>> begin Records provided

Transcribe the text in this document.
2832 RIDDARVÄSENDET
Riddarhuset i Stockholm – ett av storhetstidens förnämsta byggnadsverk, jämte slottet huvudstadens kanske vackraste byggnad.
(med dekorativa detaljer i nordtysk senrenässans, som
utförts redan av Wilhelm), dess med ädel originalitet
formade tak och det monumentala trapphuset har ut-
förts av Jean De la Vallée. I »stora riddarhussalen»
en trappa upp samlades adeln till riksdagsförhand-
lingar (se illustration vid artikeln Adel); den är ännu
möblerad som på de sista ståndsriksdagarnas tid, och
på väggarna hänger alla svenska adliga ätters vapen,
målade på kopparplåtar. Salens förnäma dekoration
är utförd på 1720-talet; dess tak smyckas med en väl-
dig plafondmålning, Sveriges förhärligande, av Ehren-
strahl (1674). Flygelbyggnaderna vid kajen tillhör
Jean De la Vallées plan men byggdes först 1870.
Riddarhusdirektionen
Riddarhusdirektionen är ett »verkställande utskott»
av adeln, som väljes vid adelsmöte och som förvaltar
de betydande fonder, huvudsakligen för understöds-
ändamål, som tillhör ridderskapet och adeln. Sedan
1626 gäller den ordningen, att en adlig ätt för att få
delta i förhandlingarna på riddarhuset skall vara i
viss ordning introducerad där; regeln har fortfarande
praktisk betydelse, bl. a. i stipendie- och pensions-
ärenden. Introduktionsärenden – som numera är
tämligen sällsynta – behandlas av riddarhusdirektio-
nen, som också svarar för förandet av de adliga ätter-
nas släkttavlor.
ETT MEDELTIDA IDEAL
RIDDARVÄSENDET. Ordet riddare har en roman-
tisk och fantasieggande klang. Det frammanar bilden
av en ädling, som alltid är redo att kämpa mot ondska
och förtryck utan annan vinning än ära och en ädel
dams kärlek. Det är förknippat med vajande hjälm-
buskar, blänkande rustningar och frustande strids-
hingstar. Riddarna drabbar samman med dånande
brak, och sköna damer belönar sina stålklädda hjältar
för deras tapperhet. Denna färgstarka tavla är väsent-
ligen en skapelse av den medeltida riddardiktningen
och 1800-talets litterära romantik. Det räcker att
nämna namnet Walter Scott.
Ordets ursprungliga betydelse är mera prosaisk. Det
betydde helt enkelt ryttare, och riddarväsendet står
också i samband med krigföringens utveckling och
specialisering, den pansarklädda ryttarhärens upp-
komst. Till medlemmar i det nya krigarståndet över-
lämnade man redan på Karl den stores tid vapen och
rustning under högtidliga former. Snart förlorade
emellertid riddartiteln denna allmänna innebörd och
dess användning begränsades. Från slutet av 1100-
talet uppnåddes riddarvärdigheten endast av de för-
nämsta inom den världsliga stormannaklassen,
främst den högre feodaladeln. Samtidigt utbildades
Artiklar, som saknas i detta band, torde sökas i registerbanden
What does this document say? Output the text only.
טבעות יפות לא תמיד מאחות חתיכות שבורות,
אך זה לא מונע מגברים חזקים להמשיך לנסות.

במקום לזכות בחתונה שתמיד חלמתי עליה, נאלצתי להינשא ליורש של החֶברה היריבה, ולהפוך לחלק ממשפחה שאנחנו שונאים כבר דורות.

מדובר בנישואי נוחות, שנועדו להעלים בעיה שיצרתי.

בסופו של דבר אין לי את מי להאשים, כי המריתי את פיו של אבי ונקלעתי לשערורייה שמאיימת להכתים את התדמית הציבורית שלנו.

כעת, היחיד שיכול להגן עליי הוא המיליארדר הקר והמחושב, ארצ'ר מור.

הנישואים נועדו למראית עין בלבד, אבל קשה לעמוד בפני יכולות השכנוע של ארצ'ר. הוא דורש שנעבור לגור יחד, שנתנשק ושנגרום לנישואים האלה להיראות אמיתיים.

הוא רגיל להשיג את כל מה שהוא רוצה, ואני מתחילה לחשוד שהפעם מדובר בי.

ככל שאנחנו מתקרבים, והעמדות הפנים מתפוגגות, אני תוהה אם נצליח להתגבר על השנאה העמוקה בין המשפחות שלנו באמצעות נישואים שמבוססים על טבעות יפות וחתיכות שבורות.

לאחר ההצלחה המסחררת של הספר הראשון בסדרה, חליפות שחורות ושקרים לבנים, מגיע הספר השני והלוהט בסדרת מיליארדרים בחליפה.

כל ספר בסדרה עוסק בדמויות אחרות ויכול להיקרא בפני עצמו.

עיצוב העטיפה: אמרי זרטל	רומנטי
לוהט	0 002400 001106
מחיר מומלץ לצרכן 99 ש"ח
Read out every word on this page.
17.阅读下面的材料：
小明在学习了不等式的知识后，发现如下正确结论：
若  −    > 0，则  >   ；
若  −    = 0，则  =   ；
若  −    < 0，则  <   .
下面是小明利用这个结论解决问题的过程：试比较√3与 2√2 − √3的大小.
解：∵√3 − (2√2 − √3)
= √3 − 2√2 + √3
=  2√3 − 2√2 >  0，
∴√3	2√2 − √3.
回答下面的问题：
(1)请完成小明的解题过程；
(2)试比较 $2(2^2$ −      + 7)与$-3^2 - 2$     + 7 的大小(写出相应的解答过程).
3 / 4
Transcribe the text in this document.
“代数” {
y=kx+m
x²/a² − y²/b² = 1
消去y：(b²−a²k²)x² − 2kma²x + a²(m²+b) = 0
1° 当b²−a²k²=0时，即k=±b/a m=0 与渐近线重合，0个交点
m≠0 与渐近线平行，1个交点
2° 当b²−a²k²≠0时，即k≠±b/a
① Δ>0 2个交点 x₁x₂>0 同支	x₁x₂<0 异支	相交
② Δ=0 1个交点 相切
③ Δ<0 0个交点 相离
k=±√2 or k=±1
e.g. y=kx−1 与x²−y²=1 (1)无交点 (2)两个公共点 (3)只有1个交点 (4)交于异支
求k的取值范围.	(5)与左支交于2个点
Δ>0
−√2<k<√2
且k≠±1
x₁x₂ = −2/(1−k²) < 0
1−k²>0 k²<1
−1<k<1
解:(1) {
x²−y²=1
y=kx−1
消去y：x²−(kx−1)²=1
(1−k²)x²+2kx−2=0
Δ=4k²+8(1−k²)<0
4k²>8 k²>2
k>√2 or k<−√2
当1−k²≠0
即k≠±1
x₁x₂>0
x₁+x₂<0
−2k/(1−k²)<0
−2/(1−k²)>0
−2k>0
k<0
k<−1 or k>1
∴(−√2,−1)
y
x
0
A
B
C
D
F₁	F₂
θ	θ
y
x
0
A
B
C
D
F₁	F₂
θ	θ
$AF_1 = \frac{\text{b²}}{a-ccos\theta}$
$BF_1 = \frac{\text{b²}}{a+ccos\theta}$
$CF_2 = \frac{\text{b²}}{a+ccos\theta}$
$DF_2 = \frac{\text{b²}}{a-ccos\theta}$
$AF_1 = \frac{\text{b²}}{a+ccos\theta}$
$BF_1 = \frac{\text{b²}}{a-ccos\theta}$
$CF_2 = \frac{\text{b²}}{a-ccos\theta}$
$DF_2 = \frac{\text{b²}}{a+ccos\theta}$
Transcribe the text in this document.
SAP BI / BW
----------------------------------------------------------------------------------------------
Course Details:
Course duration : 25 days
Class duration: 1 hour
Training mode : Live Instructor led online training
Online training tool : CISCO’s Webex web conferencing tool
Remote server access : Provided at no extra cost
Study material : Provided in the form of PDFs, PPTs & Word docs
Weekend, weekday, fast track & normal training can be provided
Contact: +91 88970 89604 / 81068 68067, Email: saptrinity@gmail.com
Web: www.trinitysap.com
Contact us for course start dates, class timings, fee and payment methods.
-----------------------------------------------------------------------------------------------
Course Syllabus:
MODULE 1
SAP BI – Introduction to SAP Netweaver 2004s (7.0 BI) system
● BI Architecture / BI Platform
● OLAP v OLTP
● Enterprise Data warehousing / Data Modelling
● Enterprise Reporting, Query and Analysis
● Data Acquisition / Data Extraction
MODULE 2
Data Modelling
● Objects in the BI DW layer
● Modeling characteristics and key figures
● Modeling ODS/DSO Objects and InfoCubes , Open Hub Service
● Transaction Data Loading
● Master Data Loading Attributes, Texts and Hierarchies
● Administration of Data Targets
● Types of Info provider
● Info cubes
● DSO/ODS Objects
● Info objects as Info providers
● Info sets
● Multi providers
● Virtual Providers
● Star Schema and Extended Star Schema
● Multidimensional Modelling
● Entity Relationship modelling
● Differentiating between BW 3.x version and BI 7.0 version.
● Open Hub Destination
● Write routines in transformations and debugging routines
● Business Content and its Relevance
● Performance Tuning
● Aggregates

>> end Records provided

# [Your goal]
Count how many lines contain "שאנחנו" and give only that count.

# [Solution for this task]
2